### GIVEN EXERCISE
Using the data below, gather each line that includes the word "Forecast".

### RECORDS FOR THIS EXERCISE
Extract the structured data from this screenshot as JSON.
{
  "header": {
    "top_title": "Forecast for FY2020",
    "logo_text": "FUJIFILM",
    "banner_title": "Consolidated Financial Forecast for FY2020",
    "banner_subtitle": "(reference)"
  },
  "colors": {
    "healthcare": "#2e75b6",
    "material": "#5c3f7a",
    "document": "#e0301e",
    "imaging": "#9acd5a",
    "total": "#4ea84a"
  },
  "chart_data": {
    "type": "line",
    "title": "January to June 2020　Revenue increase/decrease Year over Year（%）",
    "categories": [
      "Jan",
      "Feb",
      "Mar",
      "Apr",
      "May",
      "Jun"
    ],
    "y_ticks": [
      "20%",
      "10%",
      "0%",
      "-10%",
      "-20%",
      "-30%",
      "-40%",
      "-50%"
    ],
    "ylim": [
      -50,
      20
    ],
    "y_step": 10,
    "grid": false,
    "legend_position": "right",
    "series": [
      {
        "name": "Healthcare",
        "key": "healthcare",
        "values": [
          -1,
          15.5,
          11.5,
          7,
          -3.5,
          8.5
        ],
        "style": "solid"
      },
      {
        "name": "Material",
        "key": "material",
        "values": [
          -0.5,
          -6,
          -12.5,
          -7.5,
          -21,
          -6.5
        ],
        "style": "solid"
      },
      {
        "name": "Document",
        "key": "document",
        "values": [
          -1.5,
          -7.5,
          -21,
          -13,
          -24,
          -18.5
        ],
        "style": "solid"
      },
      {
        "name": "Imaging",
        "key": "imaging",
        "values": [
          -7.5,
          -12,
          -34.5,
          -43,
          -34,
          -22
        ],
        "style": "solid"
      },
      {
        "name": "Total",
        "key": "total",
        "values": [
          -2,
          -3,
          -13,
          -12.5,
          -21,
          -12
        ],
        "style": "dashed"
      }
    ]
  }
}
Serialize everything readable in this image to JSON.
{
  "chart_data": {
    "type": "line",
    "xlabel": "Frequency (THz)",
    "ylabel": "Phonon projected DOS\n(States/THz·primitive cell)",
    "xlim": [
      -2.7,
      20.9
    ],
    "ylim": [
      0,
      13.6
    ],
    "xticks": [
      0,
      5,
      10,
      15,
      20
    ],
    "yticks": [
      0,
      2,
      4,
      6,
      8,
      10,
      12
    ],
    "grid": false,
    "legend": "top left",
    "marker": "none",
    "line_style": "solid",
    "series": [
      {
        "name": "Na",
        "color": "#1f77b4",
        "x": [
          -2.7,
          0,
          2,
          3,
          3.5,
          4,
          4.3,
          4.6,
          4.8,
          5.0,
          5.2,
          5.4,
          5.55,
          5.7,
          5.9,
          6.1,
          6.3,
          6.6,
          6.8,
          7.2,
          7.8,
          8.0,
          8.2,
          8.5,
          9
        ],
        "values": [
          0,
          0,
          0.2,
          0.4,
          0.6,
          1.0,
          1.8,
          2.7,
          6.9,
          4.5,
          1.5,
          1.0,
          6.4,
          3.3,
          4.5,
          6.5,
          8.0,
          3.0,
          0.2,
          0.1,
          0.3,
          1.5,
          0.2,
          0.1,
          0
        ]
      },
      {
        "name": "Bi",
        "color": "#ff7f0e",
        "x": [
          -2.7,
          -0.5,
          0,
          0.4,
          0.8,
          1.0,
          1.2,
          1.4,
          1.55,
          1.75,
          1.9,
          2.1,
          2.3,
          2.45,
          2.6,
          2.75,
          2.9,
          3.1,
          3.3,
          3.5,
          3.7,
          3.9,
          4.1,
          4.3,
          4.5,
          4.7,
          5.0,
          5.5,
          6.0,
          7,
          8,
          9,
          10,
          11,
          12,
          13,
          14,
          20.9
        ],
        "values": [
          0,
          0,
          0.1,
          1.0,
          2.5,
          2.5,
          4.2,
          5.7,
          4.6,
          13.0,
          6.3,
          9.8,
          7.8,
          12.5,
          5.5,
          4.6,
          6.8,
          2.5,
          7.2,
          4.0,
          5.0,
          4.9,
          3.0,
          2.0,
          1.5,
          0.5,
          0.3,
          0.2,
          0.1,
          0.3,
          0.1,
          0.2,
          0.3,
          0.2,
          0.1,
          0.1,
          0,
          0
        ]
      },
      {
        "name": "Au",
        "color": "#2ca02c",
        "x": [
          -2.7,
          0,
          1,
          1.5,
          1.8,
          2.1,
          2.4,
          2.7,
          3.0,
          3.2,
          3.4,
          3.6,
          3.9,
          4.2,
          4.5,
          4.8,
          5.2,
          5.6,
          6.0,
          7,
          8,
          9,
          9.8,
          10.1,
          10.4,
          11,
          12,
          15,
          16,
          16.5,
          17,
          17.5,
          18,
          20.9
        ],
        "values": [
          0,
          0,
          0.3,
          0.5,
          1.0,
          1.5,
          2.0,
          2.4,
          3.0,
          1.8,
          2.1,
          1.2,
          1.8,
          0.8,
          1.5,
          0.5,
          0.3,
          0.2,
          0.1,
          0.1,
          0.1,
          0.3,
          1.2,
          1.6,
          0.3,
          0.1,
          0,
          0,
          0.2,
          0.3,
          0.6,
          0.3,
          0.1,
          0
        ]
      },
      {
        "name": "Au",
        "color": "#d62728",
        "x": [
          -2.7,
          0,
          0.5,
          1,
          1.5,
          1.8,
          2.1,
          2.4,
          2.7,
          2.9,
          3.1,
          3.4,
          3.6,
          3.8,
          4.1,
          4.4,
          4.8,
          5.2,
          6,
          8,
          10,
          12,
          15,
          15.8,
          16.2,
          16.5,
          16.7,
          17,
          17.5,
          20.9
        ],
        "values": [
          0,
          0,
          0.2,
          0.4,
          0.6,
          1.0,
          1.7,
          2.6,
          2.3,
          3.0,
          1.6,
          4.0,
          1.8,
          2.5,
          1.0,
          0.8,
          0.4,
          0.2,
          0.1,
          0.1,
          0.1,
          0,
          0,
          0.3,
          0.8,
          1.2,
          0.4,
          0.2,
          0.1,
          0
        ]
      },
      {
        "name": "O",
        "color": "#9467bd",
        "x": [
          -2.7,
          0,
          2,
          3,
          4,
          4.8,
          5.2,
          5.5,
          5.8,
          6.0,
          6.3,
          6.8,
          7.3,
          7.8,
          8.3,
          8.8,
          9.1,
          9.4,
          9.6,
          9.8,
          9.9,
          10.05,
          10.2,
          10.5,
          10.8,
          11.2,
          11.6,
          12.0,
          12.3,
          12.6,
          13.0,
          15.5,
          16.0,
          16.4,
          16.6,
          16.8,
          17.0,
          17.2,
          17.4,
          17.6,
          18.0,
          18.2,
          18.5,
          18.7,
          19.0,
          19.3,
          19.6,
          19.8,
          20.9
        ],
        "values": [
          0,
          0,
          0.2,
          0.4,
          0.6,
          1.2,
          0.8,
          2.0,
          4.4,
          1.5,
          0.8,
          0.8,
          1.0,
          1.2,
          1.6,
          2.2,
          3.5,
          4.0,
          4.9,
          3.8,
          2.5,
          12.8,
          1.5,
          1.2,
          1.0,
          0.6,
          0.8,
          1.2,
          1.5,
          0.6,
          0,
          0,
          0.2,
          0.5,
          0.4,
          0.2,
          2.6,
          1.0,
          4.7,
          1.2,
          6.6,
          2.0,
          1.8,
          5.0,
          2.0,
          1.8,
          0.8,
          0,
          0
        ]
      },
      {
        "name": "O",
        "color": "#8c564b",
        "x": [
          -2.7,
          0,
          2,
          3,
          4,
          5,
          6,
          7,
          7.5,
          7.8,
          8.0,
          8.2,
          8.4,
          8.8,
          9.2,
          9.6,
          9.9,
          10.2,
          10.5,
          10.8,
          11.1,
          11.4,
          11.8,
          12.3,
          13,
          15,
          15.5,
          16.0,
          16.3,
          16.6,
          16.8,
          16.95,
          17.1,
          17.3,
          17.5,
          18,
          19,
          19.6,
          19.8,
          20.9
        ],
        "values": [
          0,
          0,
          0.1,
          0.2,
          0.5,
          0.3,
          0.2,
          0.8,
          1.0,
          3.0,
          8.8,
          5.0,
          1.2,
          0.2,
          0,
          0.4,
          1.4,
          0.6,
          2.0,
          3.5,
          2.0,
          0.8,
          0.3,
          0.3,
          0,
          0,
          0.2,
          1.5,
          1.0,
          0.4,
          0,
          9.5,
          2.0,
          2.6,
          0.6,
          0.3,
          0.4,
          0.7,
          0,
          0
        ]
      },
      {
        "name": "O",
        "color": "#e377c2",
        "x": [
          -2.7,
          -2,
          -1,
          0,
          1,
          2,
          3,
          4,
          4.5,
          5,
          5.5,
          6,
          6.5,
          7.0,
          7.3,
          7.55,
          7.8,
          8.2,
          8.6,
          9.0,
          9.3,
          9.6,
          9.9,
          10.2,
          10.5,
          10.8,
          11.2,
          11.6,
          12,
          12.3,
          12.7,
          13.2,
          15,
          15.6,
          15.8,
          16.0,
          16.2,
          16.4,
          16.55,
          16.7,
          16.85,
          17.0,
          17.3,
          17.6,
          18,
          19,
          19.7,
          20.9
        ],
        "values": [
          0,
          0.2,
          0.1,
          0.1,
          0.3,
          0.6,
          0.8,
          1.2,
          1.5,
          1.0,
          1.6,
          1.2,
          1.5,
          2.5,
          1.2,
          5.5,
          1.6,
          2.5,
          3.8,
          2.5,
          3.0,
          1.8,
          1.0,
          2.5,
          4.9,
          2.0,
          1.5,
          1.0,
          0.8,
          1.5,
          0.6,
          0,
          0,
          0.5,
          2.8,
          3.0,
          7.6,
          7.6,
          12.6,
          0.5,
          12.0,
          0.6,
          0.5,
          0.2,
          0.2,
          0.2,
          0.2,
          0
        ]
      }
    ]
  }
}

### WRITTEN SOLUTION
    "top_title": "Forecast for FY2020",
    "banner_title": "Consolidated Financial Forecast for FY2020",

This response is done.